__DOCUMENT TEXT__
Module Description:
Ubiquity Extended Team member Amol Kapoor continues this Intro to AI Series with an explanation of the CLIP model for guided image generation. This model generates an embedding space where images and descriptive text are near one another.
Full Transcript:
The first one I'd like to start with is a model called CLIP. This was a model that was released in January of 2021 by OpenAI. The paper that is based on is called Learnable Transferrable Visual Models from Natural Language Supervision.
The core idea behind CLIP is to create an embedding space for images and the text that describes those images are neighbors. So the way we do this is during training, we iterate over many image text pairs, and the model tries to put those pairs close together, thereby learning the geometry. As an example, if I had a picture of my dog and I fed that into clip, I would get a point in some space, and if I fed a description of that, Photo of Lego, Amol's Dog, I would get a different point in space. And what the model tries to do is, adjust its internal weights so those two points are really close together. Once we have the embedding space, on other words, once we've trained our model, we can do things like classify images. We simply embed a bunch of different labels and some source image and see which label is closest. So for example, if I feed in this clip art image and I pass in a few labels like House, Dog, Pizza and Lamp, all of these becomes points in some geometry. And then we can calculate the distance. We can do embedding math. So I can say, oh, well this green dot is closest to the red dot, so this must be a picture of a house.

__EXTRACTED RECORDS__

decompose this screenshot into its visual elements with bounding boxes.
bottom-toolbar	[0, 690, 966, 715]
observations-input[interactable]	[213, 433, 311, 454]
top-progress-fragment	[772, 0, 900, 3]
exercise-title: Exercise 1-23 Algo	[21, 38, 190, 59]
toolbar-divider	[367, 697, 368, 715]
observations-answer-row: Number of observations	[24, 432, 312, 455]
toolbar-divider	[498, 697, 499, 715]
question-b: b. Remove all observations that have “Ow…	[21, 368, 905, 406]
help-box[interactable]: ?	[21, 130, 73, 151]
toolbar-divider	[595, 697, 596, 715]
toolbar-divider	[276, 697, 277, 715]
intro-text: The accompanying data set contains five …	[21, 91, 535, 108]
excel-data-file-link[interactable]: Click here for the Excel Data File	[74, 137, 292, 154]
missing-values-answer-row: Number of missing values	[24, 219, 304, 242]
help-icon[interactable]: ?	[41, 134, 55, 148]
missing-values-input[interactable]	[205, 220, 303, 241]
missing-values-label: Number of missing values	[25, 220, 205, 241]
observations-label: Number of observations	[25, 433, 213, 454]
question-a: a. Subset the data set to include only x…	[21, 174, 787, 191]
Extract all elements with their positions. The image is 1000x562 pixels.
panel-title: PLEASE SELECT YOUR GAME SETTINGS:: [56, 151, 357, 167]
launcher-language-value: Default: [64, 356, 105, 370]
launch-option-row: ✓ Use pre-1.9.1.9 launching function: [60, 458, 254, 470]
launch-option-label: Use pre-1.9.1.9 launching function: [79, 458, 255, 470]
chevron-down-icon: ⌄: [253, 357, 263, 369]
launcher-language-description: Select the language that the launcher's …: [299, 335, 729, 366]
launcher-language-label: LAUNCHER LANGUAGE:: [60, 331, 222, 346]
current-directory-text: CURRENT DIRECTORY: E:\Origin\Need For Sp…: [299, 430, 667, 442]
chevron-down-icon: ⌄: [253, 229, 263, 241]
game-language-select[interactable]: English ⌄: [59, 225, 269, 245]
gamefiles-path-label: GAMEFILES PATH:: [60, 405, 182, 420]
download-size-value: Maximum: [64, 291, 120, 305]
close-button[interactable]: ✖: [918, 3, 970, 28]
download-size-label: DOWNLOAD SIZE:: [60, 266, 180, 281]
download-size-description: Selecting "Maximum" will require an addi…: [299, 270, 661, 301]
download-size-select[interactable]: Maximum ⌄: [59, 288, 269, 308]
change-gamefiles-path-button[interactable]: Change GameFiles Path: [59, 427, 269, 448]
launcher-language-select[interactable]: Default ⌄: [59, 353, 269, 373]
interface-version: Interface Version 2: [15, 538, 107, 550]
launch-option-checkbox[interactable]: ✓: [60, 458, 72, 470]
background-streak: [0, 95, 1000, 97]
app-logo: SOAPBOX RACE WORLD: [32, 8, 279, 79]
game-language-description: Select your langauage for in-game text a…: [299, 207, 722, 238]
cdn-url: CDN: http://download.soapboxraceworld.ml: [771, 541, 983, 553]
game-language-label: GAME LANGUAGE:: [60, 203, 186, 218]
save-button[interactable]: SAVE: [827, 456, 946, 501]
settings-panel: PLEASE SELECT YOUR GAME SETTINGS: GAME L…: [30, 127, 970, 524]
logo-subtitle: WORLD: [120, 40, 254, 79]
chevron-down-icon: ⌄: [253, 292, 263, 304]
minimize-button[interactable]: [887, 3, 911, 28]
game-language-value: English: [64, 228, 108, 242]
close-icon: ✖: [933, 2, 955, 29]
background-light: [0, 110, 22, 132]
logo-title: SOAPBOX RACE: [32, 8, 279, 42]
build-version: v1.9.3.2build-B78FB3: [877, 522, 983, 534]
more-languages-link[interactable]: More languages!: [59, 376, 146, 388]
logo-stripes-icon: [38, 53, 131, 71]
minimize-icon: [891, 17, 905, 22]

__ACTIVITY__
Carry on the transcript about the CLIP model from its last sentence. The listing has nothing to do with what comes next.

__EXERCISE ANSWER__
Another cool thing we can do with this is guided generation. Let's say we have a way to generate images from a set of numbers, deterministically, it doesn't matter how. If you guys know what GANs are, this is a very popular way to do it with GANs. But for all intents and purposes, we just have an input vector that's random and it produces a random image. Like we already know, CLIP can take a piece of text and convert it into a point in space, and it can take an image and convert that into a point in space, and we can calculate the distance between those two points. What's really cool is we can then take that distance and use that to calculate a change in the input vector. So, the farther away these two points are, the more we need to update the input. And if you do this repeatedly until the points get closer and closer together, you get guided image generation. So you start with a description, Photo of Tom Cruise, and the model iteratively trans-traverses the embedding space, goes through all of the different images, until eventually it gets to a point where the source image is really close to the text description, a Photo of Tom Cruise. This whole field is called Representation Learning. The reason it's called representation learning is because, well, we are learning representations, representations of data, and the Holy Grail for this field for representation learning is to discover an embedding space that works for a huge array of tasks across all data types, and I think CLIP is a critical step in that direction. The process of learning image text pairs leads to the model understanding something more fundamental about information. And as a result, people have successfully used CLIP embeddings as hooks to all kinds of ML-powered interfaces, including Stable Diffusion.